▶ **TASKS**:
• 1. Return the passage of the account of the arrest from "You don't get" up to and including "so so scared.", copied word for word.
• 2. Resume the first-person account of misgendering after an arrest, picking up after its final sentence.

▶ **DOCUMENT PASSAGE**:
You don't get to be trans once you're under arrest.
I have never felt so dehumanized. I still can't stop crying.
I got into an argument at a bus stop after a long day of work and poured some of my drink on the other person. Fast forward an hour and I'm in a cop car drenched in tears because at the time I thought I'd been in the right. I'm still so full of regret and would never do that to someone again, but that's beside the point... I'm 28 and have never gotten in trouble before so I was so so scared.
What I somehow didn't expect was how absolutely pointless it would be to try and enforce my identity once I was being detained. For the first couple of hours I was correcting people, but the officers didn't care and just kept saying "he". My protests were polite and followed up with apologies even but it didn't matter. I tried to correct people during booking and eventually got the point where I was saying stuff like "I have boobs for Christ's sake".
But none of these statements ever got a response in one direction or another and the misgendering continued. I was "mister" last name, got sat in the male section, and had to be in a cell with a guy. I was only allowed to use the cell toilet because the private restroom was reserved for "female detainees". A male officer searched me including pulling the waistband of my shorts where he could see my panties. The cop driving me asked my pronouns but still went back to using the opposite ones so I really think he was just making fun of me. Two of the employees laughed at me and I thought it might be from my excessive weeping. But the second time I said "it's not that funny" and he responded "you got any pants?" Before walking off. I was wearing bike shorts. Eventually I bcame so broken and inundated with "he" and "sir" and "mister" that I just shut my brain off and pretended to be compliantly male, but this just made the tears stronger.

Data for recognizing document structure

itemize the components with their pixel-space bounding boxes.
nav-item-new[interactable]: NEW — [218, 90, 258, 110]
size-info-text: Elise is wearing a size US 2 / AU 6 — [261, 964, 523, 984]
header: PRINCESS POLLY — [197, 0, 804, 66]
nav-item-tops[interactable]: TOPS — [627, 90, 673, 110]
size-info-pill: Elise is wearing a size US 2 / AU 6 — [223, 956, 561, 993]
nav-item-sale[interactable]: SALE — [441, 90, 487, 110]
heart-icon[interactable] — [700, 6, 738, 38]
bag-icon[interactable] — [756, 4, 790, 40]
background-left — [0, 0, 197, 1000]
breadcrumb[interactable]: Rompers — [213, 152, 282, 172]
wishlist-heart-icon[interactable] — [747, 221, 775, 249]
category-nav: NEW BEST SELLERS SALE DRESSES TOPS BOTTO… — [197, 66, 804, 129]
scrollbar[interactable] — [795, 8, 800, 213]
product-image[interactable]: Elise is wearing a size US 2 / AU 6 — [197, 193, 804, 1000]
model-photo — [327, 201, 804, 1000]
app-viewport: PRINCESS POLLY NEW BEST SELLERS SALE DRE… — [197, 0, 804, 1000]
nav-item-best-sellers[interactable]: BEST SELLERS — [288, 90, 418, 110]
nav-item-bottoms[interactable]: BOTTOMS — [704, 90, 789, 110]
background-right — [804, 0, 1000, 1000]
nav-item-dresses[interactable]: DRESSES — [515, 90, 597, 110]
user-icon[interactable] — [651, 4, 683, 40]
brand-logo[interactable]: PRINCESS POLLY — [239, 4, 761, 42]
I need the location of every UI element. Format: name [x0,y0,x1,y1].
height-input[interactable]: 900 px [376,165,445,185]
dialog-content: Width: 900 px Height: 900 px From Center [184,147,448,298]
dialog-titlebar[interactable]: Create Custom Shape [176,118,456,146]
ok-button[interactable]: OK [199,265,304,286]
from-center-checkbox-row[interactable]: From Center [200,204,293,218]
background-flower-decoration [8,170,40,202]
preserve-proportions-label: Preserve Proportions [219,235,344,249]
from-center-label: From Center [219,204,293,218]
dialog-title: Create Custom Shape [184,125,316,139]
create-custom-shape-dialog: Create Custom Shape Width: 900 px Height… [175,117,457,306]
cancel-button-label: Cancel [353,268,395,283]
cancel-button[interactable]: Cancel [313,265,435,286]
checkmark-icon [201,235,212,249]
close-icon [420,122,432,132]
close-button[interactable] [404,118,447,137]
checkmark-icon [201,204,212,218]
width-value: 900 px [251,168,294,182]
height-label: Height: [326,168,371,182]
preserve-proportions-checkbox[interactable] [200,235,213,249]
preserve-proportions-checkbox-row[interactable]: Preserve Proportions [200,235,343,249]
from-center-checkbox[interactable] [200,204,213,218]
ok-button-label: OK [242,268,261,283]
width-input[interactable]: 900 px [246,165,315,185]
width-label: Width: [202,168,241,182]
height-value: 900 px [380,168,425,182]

▶ **OUTPUTS BY TASK**:
• 1.
You don't get to be trans once you're under arrest.
I have never felt so dehumanized. I still can't stop crying.
I got into an argument at a bus stop after a long day of work and poured some of my drink on the other person. Fast forward an hour and I'm in a cop car drenched in tears because at the time I thought I'd been in the right. I'm still so full of regret and would never do that to someone again, but that's beside the point... I'm 28 and have never gotten in trouble before so I was so so scared.

• 2.
It took me 5 hours to pay my bond and leave and the only person who gendered me properly was the bond guy who said "ma'am" on the phone. That little nugget of validity carried me far since I have hated my voice in the past and believed it was getting better. But after 15 months of hrt and being arrested in makeup and a normal outfit I really thought I initially had a shot of being treated as a female or at least a trans inmate. But they don't care. Literally none of them cared. I've never felt so absolutely worthless and invalid.
I hate you, APD... if I had been sentenced to jail I would have missed a week of estrogen and who knows what that would do to my mental state. They said they would have my medications available but something tells me estradiol valerate was not on that list. I've always known this would be an uphill battle but I never realized how absolutely pointless it would be to enforce my pronouns in a jail. Now I know that I feel like I have so much to be terrified of if I act out and it makes me want to be isolated from the world and completely pacifistic. I just want to love everyone even people I seem evil. I just don't want to lose my freedom and my warm bed and my wife.

I was so scared and I'm definitely traumatized. Please be safe and kind and don't get into trouble like me. Nothing is worth it.